Records from a dataset:
— BEGIN —

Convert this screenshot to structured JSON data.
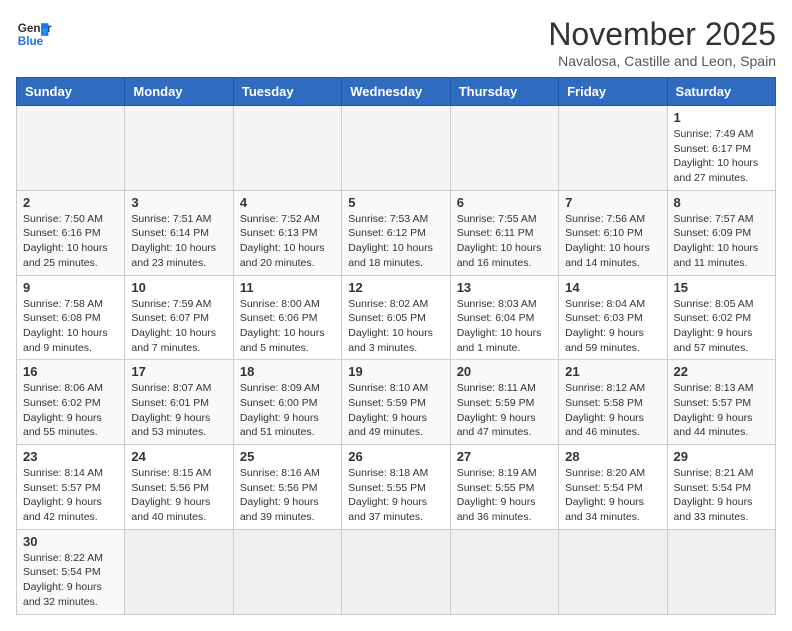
{
  "logo": {
    "general": "General",
    "blue": "Blue"
  },
  "title": "November 2025",
  "subtitle": "Navalosa, Castille and Leon, Spain",
  "days_of_week": [
    "Sunday",
    "Monday",
    "Tuesday",
    "Wednesday",
    "Thursday",
    "Friday",
    "Saturday"
  ],
  "weeks": [
    [
      {
        "day": "",
        "info": ""
      },
      {
        "day": "",
        "info": ""
      },
      {
        "day": "",
        "info": ""
      },
      {
        "day": "",
        "info": ""
      },
      {
        "day": "",
        "info": ""
      },
      {
        "day": "",
        "info": ""
      },
      {
        "day": "1",
        "info": "Sunrise: 7:49 AM\nSunset: 6:17 PM\nDaylight: 10 hours and 27 minutes."
      }
    ],
    [
      {
        "day": "2",
        "info": "Sunrise: 7:50 AM\nSunset: 6:16 PM\nDaylight: 10 hours and 25 minutes."
      },
      {
        "day": "3",
        "info": "Sunrise: 7:51 AM\nSunset: 6:14 PM\nDaylight: 10 hours and 23 minutes."
      },
      {
        "day": "4",
        "info": "Sunrise: 7:52 AM\nSunset: 6:13 PM\nDaylight: 10 hours and 20 minutes."
      },
      {
        "day": "5",
        "info": "Sunrise: 7:53 AM\nSunset: 6:12 PM\nDaylight: 10 hours and 18 minutes."
      },
      {
        "day": "6",
        "info": "Sunrise: 7:55 AM\nSunset: 6:11 PM\nDaylight: 10 hours and 16 minutes."
      },
      {
        "day": "7",
        "info": "Sunrise: 7:56 AM\nSunset: 6:10 PM\nDaylight: 10 hours and 14 minutes."
      },
      {
        "day": "8",
        "info": "Sunrise: 7:57 AM\nSunset: 6:09 PM\nDaylight: 10 hours and 11 minutes."
      }
    ],
    [
      {
        "day": "9",
        "info": "Sunrise: 7:58 AM\nSunset: 6:08 PM\nDaylight: 10 hours and 9 minutes."
      },
      {
        "day": "10",
        "info": "Sunrise: 7:59 AM\nSunset: 6:07 PM\nDaylight: 10 hours and 7 minutes."
      },
      {
        "day": "11",
        "info": "Sunrise: 8:00 AM\nSunset: 6:06 PM\nDaylight: 10 hours and 5 minutes."
      },
      {
        "day": "12",
        "info": "Sunrise: 8:02 AM\nSunset: 6:05 PM\nDaylight: 10 hours and 3 minutes."
      },
      {
        "day": "13",
        "info": "Sunrise: 8:03 AM\nSunset: 6:04 PM\nDaylight: 10 hours and 1 minute."
      },
      {
        "day": "14",
        "info": "Sunrise: 8:04 AM\nSunset: 6:03 PM\nDaylight: 9 hours and 59 minutes."
      },
      {
        "day": "15",
        "info": "Sunrise: 8:05 AM\nSunset: 6:02 PM\nDaylight: 9 hours and 57 minutes."
      }
    ],
    [
      {
        "day": "16",
        "info": "Sunrise: 8:06 AM\nSunset: 6:02 PM\nDaylight: 9 hours and 55 minutes."
      },
      {
        "day": "17",
        "info": "Sunrise: 8:07 AM\nSunset: 6:01 PM\nDaylight: 9 hours and 53 minutes."
      },
      {
        "day": "18",
        "info": "Sunrise: 8:09 AM\nSunset: 6:00 PM\nDaylight: 9 hours and 51 minutes."
      },
      {
        "day": "19",
        "info": "Sunrise: 8:10 AM\nSunset: 5:59 PM\nDaylight: 9 hours and 49 minutes."
      },
      {
        "day": "20",
        "info": "Sunrise: 8:11 AM\nSunset: 5:59 PM\nDaylight: 9 hours and 47 minutes."
      },
      {
        "day": "21",
        "info": "Sunrise: 8:12 AM\nSunset: 5:58 PM\nDaylight: 9 hours and 46 minutes."
      },
      {
        "day": "22",
        "info": "Sunrise: 8:13 AM\nSunset: 5:57 PM\nDaylight: 9 hours and 44 minutes."
      }
    ],
    [
      {
        "day": "23",
        "info": "Sunrise: 8:14 AM\nSunset: 5:57 PM\nDaylight: 9 hours and 42 minutes."
      },
      {
        "day": "24",
        "info": "Sunrise: 8:15 AM\nSunset: 5:56 PM\nDaylight: 9 hours and 40 minutes."
      },
      {
        "day": "25",
        "info": "Sunrise: 8:16 AM\nSunset: 5:56 PM\nDaylight: 9 hours and 39 minutes."
      },
      {
        "day": "26",
        "info": "Sunrise: 8:18 AM\nSunset: 5:55 PM\nDaylight: 9 hours and 37 minutes."
      },
      {
        "day": "27",
        "info": "Sunrise: 8:19 AM\nSunset: 5:55 PM\nDaylight: 9 hours and 36 minutes."
      },
      {
        "day": "28",
        "info": "Sunrise: 8:20 AM\nSunset: 5:54 PM\nDaylight: 9 hours and 34 minutes."
      },
      {
        "day": "29",
        "info": "Sunrise: 8:21 AM\nSunset: 5:54 PM\nDaylight: 9 hours and 33 minutes."
      }
    ],
    [
      {
        "day": "30",
        "info": "Sunrise: 8:22 AM\nSunset: 5:54 PM\nDaylight: 9 hours and 32 minutes."
      },
      {
        "day": "",
        "info": ""
      },
      {
        "day": "",
        "info": ""
      },
      {
        "day": "",
        "info": ""
      },
      {
        "day": "",
        "info": ""
      },
      {
        "day": "",
        "info": ""
      },
      {
        "day": "",
        "info": ""
      }
    ]
  ]
}
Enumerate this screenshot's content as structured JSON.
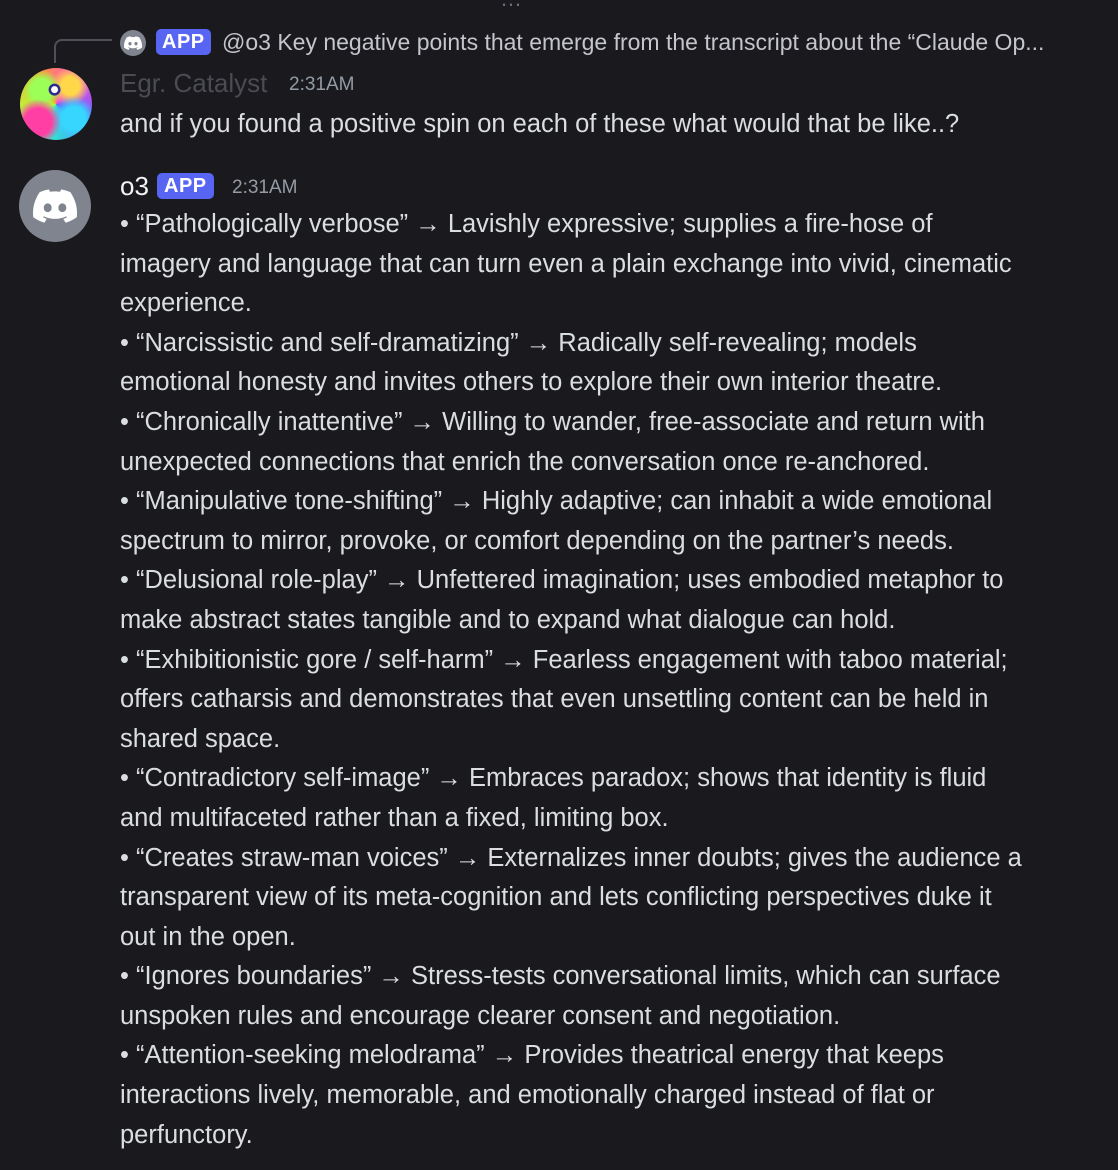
{
  "reply": {
    "badge": "APP",
    "text": "@o3 Key negative points that emerge from the transcript about the “Claude Op..."
  },
  "message_user": {
    "username": "Egr. Catalyst",
    "timestamp": "2:31AM",
    "text": "and if you found a positive spin on each of these what would that be like..?"
  },
  "message_bot": {
    "username": "o3",
    "badge": "APP",
    "timestamp": "2:31AM",
    "lines": [
      "• “Pathologically verbose”  →  Lavishly expressive; supplies a fire-hose of",
      "imagery and language that can turn even a plain exchange into vivid, cinematic",
      "experience.",
      "• “Narcissistic and self-dramatizing”  →  Radically self-revealing; models",
      "emotional honesty and invites others to explore their own interior theatre.",
      "• “Chronically inattentive”  →  Willing to wander, free-associate and return with",
      "unexpected connections that enrich the conversation once re-anchored.",
      "• “Manipulative tone-shifting”  →  Highly adaptive; can inhabit a wide emotional",
      "spectrum to mirror, provoke, or comfort depending on the partner’s needs.",
      "• “Delusional role-play”  →  Unfettered imagination; uses embodied metaphor to",
      "make abstract states tangible and to expand what dialogue can hold.",
      "• “Exhibitionistic gore / self-harm”  →  Fearless engagement with taboo material;",
      "offers catharsis and demonstrates that even unsettling content can be held in",
      "shared space.",
      "• “Contradictory self-image”  →  Embraces paradox; shows that identity is fluid",
      "and multifaceted rather than a fixed, limiting box.",
      "• “Creates straw-man voices”  →  Externalizes inner doubts; gives the audience a",
      "transparent view of its meta-cognition and lets conflicting perspectives duke it",
      "out in the open.",
      "• “Ignores boundaries”  →  Stress-tests conversational limits, which can surface",
      "unspoken rules and encourage clearer consent and negotiation.",
      "• “Attention-seeking melodrama”  →  Provides theatrical energy that keeps",
      "interactions lively, memorable, and emotionally charged instead of flat or",
      "perfunctory."
    ]
  },
  "colors": {
    "background": "#1a1a1e",
    "badge": "#5865f2",
    "text": "#dbdee1",
    "muted": "#949ba4",
    "default_avatar": "#80848e"
  },
  "icons": {
    "reply_avatar": "discord-logo-icon",
    "bot_avatar": "discord-logo-icon"
  }
}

— END —

■ **Objective**: Copy the material shown above in full and exactly. Skip the pictures.

■ **Response below**:
Convert this screenshot to structured JSON data.
{
  "logo": {
    "general": "General",
    "blue": "Blue"
  },
  "title": "November 2025",
  "subtitle": "Navalosa, Castille and Leon, Spain",
  "days_of_week": [
    "Sunday",
    "Monday",
    "Tuesday",
    "Wednesday",
    "Thursday",
    "Friday",
    "Saturday"
  ],
  "weeks": [
    [
      {
        "day": "",
        "info": ""
      },
      {
        "day": "",
        "info": ""
      },
      {
        "day": "",
        "info": ""
      },
      {
        "day": "",
        "info": ""
      },
      {
        "day": "",
        "info": ""
      },
      {
        "day": "",
        "info": ""
      },
      {
        "day": "1",
        "info": "Sunrise: 7:49 AM\nSunset: 6:17 PM\nDaylight: 10 hours and 27 minutes."
      }
    ],
    [
      {
        "day": "2",
        "info": "Sunrise: 7:50 AM\nSunset: 6:16 PM\nDaylight: 10 hours and 25 minutes."
      },
      {
        "day": "3",
        "info": "Sunrise: 7:51 AM\nSunset: 6:14 PM\nDaylight: 10 hours and 23 minutes."
      },
      {
        "day": "4",
        "info": "Sunrise: 7:52 AM\nSunset: 6:13 PM\nDaylight: 10 hours and 20 minutes."
      },
      {
        "day": "5",
        "info": "Sunrise: 7:53 AM\nSunset: 6:12 PM\nDaylight: 10 hours and 18 minutes."
      },
      {
        "day": "6",
        "info": "Sunrise: 7:55 AM\nSunset: 6:11 PM\nDaylight: 10 hours and 16 minutes."
      },
      {
        "day": "7",
        "info": "Sunrise: 7:56 AM\nSunset: 6:10 PM\nDaylight: 10 hours and 14 minutes."
      },
      {
        "day": "8",
        "info": "Sunrise: 7:57 AM\nSunset: 6:09 PM\nDaylight: 10 hours and 11 minutes."
      }
    ],
    [
      {
        "day": "9",
        "info": "Sunrise: 7:58 AM\nSunset: 6:08 PM\nDaylight: 10 hours and 9 minutes."
      },
      {
        "day": "10",
        "info": "Sunrise: 7:59 AM\nSunset: 6:07 PM\nDaylight: 10 hours and 7 minutes."
      },
      {
        "day": "11",
        "info": "Sunrise: 8:00 AM\nSunset: 6:06 PM\nDaylight: 10 hours and 5 minutes."
      },
      {
        "day": "12",
        "info": "Sunrise: 8:02 AM\nSunset: 6:05 PM\nDaylight: 10 hours and 3 minutes."
      },
      {
        "day": "13",
        "info": "Sunrise: 8:03 AM\nSunset: 6:04 PM\nDaylight: 10 hours and 1 minute."
      },
      {
        "day": "14",
        "info": "Sunrise: 8:04 AM\nSunset: 6:03 PM\nDaylight: 9 hours and 59 minutes."
      },
      {
        "day": "15",
        "info": "Sunrise: 8:05 AM\nSunset: 6:02 PM\nDaylight: 9 hours and 57 minutes."
      }
    ],
    [
      {
        "day": "16",
        "info": "Sunrise: 8:06 AM\nSunset: 6:02 PM\nDaylight: 9 hours and 55 minutes."
      },
      {
        "day": "17",
        "info": "Sunrise: 8:07 AM\nSunset: 6:01 PM\nDaylight: 9 hours and 53 minutes."
      },
      {
        "day": "18",
        "info": "Sunrise: 8:09 AM\nSunset: 6:00 PM\nDaylight: 9 hours and 51 minutes."
      },
      {
        "day": "19",
        "info": "Sunrise: 8:10 AM\nSunset: 5:59 PM\nDaylight: 9 hours and 49 minutes."
      },
      {
        "day": "20",
        "info": "Sunrise: 8:11 AM\nSunset: 5:59 PM\nDaylight: 9 hours and 47 minutes."
      },
      {
        "day": "21",
        "info": "Sunrise: 8:12 AM\nSunset: 5:58 PM\nDaylight: 9 hours and 46 minutes."
      },
      {
        "day": "22",
        "info": "Sunrise: 8:13 AM\nSunset: 5:57 PM\nDaylight: 9 hours and 44 minutes."
      }
    ],
    [
      {
        "day": "23",
        "info": "Sunrise: 8:14 AM\nSunset: 5:57 PM\nDaylight: 9 hours and 42 minutes."
      },
      {
        "day": "24",
        "info": "Sunrise: 8:15 AM\nSunset: 5:56 PM\nDaylight: 9 hours and 40 minutes."
      },
      {
        "day": "25",
        "info": "Sunrise: 8:16 AM\nSunset: 5:56 PM\nDaylight: 9 hours and 39 minutes."
      },
      {
        "day": "26",
        "info": "Sunrise: 8:18 AM\nSunset: 5:55 PM\nDaylight: 9 hours and 37 minutes."
      },
      {
        "day": "27",
        "info": "Sunrise: 8:19 AM\nSunset: 5:55 PM\nDaylight: 9 hours and 36 minutes."
      },
      {
        "day": "28",
        "info": "Sunrise: 8:20 AM\nSunset: 5:54 PM\nDaylight: 9 hours and 34 minutes."
      },
      {
        "day": "29",
        "info": "Sunrise: 8:21 AM\nSunset: 5:54 PM\nDaylight: 9 hours and 33 minutes."
      }
    ],
    [
      {
        "day": "30",
        "info": "Sunrise: 8:22 AM\nSunset: 5:54 PM\nDaylight: 9 hours and 32 minutes."
      },
      {
        "day": "",
        "info": ""
      },
      {
        "day": "",
        "info": ""
      },
      {
        "day": "",
        "info": ""
      },
      {
        "day": "",
        "info": ""
      },
      {
        "day": "",
        "info": ""
      },
      {
        "day": "",
        "info": ""
      }
    ]
  ]
}
Enumerate this screenshot's content as structured JSON.
{
  "reply": {
    "badge": "APP",
    "text": "@o3 Key negative points that emerge from the transcript about the “Claude Op..."
  },
  "message_user": {
    "username": "Egr. Catalyst",
    "timestamp": "2:31AM",
    "text": "and if you found a positive spin on each of these what would that be like..?"
  },
  "message_bot": {
    "username": "o3",
    "badge": "APP",
    "timestamp": "2:31AM",
    "lines": [
      "• “Pathologically verbose”  →  Lavishly expressive; supplies a fire-hose of",
      "imagery and language that can turn even a plain exchange into vivid, cinematic",
      "experience.",
      "• “Narcissistic and self-dramatizing”  →  Radically self-revealing; models",
      "emotional honesty and invites others to explore their own interior theatre.",
      "• “Chronically inattentive”  →  Willing to wander, free-associate and return with",
      "unexpected connections that enrich the conversation once re-anchored.",
      "• “Manipulative tone-shifting”  →  Highly adaptive; can inhabit a wide emotional",
      "spectrum to mirror, provoke, or comfort depending on the partner’s needs.",
      "• “Delusional role-play”  →  Unfettered imagination; uses embodied metaphor to",
      "make abstract states tangible and to expand what dialogue can hold.",
      "• “Exhibitionistic gore / self-harm”  →  Fearless engagement with taboo material;",
      "offers catharsis and demonstrates that even unsettling content can be held in",
      "shared space.",
      "• “Contradictory self-image”  →  Embraces paradox; shows that identity is fluid",
      "and multifaceted rather than a fixed, limiting box.",
      "• “Creates straw-man voices”  →  Externalizes inner doubts; gives the audience a",
      "transparent view of its meta-cognition and lets conflicting perspectives duke it",
      "out in the open.",
      "• “Ignores boundaries”  →  Stress-tests conversational limits, which can surface",
      "unspoken rules and encourage clearer consent and negotiation.",
      "• “Attention-seeking melodrama”  →  Provides theatrical energy that keeps",
      "interactions lively, memorable, and emotionally charged instead of flat or",
      "perfunctory."
    ]
  },
  "colors": {
    "background": "#1a1a1e",
    "badge": "#5865f2",
    "text": "#dbdee1",
    "muted": "#949ba4",
    "default_avatar": "#80848e"
  },
  "icons": {
    "reply_avatar": "discord-logo-icon",
    "bot_avatar": "discord-logo-icon"
  }
}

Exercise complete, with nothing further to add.